▼▼▼

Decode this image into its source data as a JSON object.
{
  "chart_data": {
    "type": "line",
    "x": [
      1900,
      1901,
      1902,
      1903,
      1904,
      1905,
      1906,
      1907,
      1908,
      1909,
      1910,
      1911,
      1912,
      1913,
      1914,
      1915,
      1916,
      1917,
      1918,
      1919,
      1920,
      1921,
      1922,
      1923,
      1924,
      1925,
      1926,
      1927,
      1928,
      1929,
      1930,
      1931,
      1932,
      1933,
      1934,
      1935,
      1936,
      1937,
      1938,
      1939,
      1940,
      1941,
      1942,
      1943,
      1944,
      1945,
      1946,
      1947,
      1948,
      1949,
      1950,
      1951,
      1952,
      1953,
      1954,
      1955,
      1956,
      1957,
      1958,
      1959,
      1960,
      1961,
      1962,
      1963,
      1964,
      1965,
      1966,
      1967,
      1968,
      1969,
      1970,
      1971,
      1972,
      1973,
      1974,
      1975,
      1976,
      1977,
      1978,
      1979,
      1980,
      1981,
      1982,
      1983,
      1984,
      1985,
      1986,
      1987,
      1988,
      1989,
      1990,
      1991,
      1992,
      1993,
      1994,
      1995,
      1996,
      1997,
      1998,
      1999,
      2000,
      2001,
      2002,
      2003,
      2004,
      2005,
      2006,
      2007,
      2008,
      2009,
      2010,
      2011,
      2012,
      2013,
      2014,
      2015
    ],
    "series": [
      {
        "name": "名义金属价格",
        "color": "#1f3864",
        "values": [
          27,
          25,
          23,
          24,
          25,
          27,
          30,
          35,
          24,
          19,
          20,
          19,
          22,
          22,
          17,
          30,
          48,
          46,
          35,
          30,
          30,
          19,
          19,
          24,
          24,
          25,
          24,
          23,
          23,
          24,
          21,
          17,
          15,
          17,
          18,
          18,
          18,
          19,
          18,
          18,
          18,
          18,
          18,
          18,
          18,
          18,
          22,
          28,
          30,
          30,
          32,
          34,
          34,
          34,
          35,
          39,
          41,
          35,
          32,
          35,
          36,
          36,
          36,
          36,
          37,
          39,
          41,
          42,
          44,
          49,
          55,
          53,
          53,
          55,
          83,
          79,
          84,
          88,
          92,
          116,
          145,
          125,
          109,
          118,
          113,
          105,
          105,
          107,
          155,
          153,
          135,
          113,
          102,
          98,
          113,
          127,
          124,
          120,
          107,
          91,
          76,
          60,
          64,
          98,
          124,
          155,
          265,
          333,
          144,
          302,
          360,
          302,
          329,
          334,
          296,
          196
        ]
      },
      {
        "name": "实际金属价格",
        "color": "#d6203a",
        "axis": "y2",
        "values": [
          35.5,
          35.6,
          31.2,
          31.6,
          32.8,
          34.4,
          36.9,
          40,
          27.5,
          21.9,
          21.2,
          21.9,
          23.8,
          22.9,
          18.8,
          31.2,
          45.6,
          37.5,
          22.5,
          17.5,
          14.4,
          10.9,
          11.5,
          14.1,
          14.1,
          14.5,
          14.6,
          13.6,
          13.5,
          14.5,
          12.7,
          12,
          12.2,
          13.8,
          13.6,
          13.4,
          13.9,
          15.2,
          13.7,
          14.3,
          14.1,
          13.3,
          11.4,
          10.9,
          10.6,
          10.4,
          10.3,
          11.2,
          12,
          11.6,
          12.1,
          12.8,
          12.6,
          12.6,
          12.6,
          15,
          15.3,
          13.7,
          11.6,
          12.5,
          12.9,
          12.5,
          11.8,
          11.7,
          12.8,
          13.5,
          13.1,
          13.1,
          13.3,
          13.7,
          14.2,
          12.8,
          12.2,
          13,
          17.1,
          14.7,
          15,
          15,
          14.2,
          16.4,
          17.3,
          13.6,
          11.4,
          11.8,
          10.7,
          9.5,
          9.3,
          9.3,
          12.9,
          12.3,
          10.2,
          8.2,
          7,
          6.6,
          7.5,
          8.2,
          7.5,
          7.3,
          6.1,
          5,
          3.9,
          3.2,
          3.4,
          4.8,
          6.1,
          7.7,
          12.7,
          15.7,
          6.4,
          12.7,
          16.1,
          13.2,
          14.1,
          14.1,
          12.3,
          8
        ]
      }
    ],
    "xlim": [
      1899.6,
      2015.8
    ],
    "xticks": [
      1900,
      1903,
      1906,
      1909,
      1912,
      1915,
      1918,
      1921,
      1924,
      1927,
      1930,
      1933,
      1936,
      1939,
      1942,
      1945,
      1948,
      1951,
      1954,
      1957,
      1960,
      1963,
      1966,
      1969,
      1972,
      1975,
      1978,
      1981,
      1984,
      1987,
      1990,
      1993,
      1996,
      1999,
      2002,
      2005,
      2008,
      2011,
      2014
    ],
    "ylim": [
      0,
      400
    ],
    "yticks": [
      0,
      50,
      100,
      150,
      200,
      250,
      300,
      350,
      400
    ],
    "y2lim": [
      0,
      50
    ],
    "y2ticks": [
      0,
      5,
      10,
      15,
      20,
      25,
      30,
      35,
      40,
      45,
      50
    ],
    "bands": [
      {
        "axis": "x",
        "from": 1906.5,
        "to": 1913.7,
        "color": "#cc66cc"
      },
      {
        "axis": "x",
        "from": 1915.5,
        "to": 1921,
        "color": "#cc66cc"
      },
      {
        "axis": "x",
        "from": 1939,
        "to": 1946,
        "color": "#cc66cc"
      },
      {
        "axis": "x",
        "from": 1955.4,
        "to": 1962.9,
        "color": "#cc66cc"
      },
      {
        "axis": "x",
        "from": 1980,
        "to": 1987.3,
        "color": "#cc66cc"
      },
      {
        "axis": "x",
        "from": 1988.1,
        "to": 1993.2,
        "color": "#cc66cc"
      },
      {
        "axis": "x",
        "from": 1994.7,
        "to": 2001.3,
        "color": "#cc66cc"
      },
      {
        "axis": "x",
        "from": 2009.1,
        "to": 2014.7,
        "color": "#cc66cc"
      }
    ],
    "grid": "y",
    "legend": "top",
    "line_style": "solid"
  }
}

▲▲▲

**Task to carry out:** Type out the full listing again, exactly as given.

**Solution to the exercise:**
Decode this image into its source data as a JSON object.
{
  "chart_data": {
    "type": "line",
    "x": [
      1900,
      1901,
      1902,
      1903,
      1904,
      1905,
      1906,
      1907,
      1908,
      1909,
      1910,
      1911,
      1912,
      1913,
      1914,
      1915,
      1916,
      1917,
      1918,
      1919,
      1920,
      1921,
      1922,
      1923,
      1924,
      1925,
      1926,
      1927,
      1928,
      1929,
      1930,
      1931,
      1932,
      1933,
      1934,
      1935,
      1936,
      1937,
      1938,
      1939,
      1940,
      1941,
      1942,
      1943,
      1944,
      1945,
      1946,
      1947,
      1948,
      1949,
      1950,
      1951,
      1952,
      1953,
      1954,
      1955,
      1956,
      1957,
      1958,
      1959,
      1960,
      1961,
      1962,
      1963,
      1964,
      1965,
      1966,
      1967,
      1968,
      1969,
      1970,
      1971,
      1972,
      1973,
      1974,
      1975,
      1976,
      1977,
      1978,
      1979,
      1980,
      1981,
      1982,
      1983,
      1984,
      1985,
      1986,
      1987,
      1988,
      1989,
      1990,
      1991,
      1992,
      1993,
      1994,
      1995,
      1996,
      1997,
      1998,
      1999,
      2000,
      2001,
      2002,
      2003,
      2004,
      2005,
      2006,
      2007,
      2008,
      2009,
      2010,
      2011,
      2012,
      2013,
      2014,
      2015
    ],
    "series": [
      {
        "name": "名义金属价格",
        "color": "#1f3864",
        "values": [
          27,
          25,
          23,
          24,
          25,
          27,
          30,
          35,
          24,
          19,
          20,
          19,
          22,
          22,
          17,
          30,
          48,
          46,
          35,
          30,
          30,
          19,
          19,
          24,
          24,
          25,
          24,
          23,
          23,
          24,
          21,
          17,
          15,
          17,
          18,
          18,
          18,
          19,
          18,
          18,
          18,
          18,
          18,
          18,
          18,
          18,
          22,
          28,
          30,
          30,
          32,
          34,
          34,
          34,
          35,
          39,
          41,
          35,
          32,
          35,
          36,
          36,
          36,
          36,
          37,
          39,
          41,
          42,
          44,
          49,
          55,
          53,
          53,
          55,
          83,
          79,
          84,
          88,
          92,
          116,
          145,
          125,
          109,
          118,
          113,
          105,
          105,
          107,
          155,
          153,
          135,
          113,
          102,
          98,
          113,
          127,
          124,
          120,
          107,
          91,
          76,
          60,
          64,
          98,
          124,
          155,
          265,
          333,
          144,
          302,
          360,
          302,
          329,
          334,
          296,
          196
        ]
      },
      {
        "name": "实际金属价格",
        "color": "#d6203a",
        "axis": "y2",
        "values": [
          35.5,
          35.6,
          31.2,
          31.6,
          32.8,
          34.4,
          36.9,
          40,
          27.5,
          21.9,
          21.2,
          21.9,
          23.8,
          22.9,
          18.8,
          31.2,
          45.6,
          37.5,
          22.5,
          17.5,
          14.4,
          10.9,
          11.5,
          14.1,
          14.1,
          14.5,
          14.6,
          13.6,
          13.5,
          14.5,
          12.7,
          12,
          12.2,
          13.8,
          13.6,
          13.4,
          13.9,
          15.2,
          13.7,
          14.3,
          14.1,
          13.3,
          11.4,
          10.9,
          10.6,
          10.4,
          10.3,
          11.2,
          12,
          11.6,
          12.1,
          12.8,
          12.6,
          12.6,
          12.6,
          15,
          15.3,
          13.7,
          11.6,
          12.5,
          12.9,
          12.5,
          11.8,
          11.7,
          12.8,
          13.5,
          13.1,
          13.1,
          13.3,
          13.7,
          14.2,
          12.8,
          12.2,
          13,
          17.1,
          14.7,
          15,
          15,
          14.2,
          16.4,
          17.3,
          13.6,
          11.4,
          11.8,
          10.7,
          9.5,
          9.3,
          9.3,
          12.9,
          12.3,
          10.2,
          8.2,
          7,
          6.6,
          7.5,
          8.2,
          7.5,
          7.3,
          6.1,
          5,
          3.9,
          3.2,
          3.4,
          4.8,
          6.1,
          7.7,
          12.7,
          15.7,
          6.4,
          12.7,
          16.1,
          13.2,
          14.1,
          14.1,
          12.3,
          8
        ]
      }
    ],
    "xlim": [
      1899.6,
      2015.8
    ],
    "xticks": [
      1900,
      1903,
      1906,
      1909,
      1912,
      1915,
      1918,
      1921,
      1924,
      1927,
      1930,
      1933,
      1936,
      1939,
      1942,
      1945,
      1948,
      1951,
      1954,
      1957,
      1960,
      1963,
      1966,
      1969,
      1972,
      1975,
      1978,
      1981,
      1984,
      1987,
      1990,
      1993,
      1996,
      1999,
      2002,
      2005,
      2008,
      2011,
      2014
    ],
    "ylim": [
      0,
      400
    ],
    "yticks": [
      0,
      50,
      100,
      150,
      200,
      250,
      300,
      350,
      400
    ],
    "y2lim": [
      0,
      50
    ],
    "y2ticks": [
      0,
      5,
      10,
      15,
      20,
      25,
      30,
      35,
      40,
      45,
      50
    ],
    "bands": [
      {
        "axis": "x",
        "from": 1906.5,
        "to": 1913.7,
        "color": "#cc66cc"
      },
      {
        "axis": "x",
        "from": 1915.5,
        "to": 1921,
        "color": "#cc66cc"
      },
      {
        "axis": "x",
        "from": 1939,
        "to": 1946,
        "color": "#cc66cc"
      },
      {
        "axis": "x",
        "from": 1955.4,
        "to": 1962.9,
        "color": "#cc66cc"
      },
      {
        "axis": "x",
        "from": 1980,
        "to": 1987.3,
        "color": "#cc66cc"
      },
      {
        "axis": "x",
        "from": 1988.1,
        "to": 1993.2,
        "color": "#cc66cc"
      },
      {
        "axis": "x",
        "from": 1994.7,
        "to": 2001.3,
        "color": "#cc66cc"
      },
      {
        "axis": "x",
        "from": 2009.1,
        "to": 2014.7,
        "color": "#cc66cc"
      }
    ],
    "grid": "y",
    "legend": "top",
    "line_style": "solid"
  }
}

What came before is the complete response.